What you are asked to do: Copy whichever lines contain the string "Jatuh".

Stored rows:
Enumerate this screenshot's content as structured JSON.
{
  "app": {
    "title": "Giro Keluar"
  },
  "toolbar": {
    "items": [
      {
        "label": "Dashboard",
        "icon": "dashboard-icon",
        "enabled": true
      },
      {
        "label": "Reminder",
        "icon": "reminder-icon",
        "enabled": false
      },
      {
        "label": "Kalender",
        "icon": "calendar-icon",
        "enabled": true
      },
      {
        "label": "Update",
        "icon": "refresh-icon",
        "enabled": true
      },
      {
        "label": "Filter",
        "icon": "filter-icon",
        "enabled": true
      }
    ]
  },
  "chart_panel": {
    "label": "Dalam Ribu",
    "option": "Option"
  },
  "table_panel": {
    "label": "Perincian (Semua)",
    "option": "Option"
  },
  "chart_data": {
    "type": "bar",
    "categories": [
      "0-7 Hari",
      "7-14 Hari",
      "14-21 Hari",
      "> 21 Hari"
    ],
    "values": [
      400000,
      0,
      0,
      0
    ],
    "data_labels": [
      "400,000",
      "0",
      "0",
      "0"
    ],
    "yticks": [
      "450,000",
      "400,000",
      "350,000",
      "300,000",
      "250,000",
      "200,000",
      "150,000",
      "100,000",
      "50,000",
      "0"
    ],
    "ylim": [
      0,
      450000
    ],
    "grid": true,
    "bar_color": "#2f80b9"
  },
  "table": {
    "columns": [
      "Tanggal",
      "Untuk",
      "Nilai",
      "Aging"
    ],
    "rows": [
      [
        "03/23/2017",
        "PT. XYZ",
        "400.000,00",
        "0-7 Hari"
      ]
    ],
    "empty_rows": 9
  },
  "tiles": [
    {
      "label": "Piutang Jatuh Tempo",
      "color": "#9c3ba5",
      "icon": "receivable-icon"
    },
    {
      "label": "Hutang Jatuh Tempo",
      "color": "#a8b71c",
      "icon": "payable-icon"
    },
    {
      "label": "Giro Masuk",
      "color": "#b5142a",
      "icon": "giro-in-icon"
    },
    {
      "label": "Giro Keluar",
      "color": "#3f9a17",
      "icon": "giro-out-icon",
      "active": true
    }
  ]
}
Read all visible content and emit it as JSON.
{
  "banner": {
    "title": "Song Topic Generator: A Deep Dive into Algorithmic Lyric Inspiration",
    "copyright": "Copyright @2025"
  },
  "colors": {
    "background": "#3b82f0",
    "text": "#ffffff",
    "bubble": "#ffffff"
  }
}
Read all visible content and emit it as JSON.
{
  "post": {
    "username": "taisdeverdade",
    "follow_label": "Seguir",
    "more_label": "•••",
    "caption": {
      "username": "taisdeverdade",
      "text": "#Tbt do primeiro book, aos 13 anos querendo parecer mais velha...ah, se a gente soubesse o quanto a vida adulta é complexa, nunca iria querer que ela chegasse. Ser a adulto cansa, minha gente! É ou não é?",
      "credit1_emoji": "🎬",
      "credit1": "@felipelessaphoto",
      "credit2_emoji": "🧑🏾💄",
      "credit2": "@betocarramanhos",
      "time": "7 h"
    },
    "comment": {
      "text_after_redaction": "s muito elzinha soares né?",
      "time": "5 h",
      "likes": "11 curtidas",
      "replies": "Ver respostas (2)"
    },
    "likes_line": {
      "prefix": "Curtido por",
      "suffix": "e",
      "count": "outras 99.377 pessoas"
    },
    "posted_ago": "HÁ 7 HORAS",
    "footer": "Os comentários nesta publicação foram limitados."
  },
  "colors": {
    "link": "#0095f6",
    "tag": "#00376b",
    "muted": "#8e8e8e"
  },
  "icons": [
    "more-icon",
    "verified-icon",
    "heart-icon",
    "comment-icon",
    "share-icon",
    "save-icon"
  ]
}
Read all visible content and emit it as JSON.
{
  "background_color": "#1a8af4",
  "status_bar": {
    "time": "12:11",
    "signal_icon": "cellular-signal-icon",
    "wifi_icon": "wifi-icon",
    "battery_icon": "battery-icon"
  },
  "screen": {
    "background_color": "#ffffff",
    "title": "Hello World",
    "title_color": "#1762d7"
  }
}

Written reply:
      "label": "Piutang Jatuh Tempo",
      "label": "Hutang Jatuh Tempo",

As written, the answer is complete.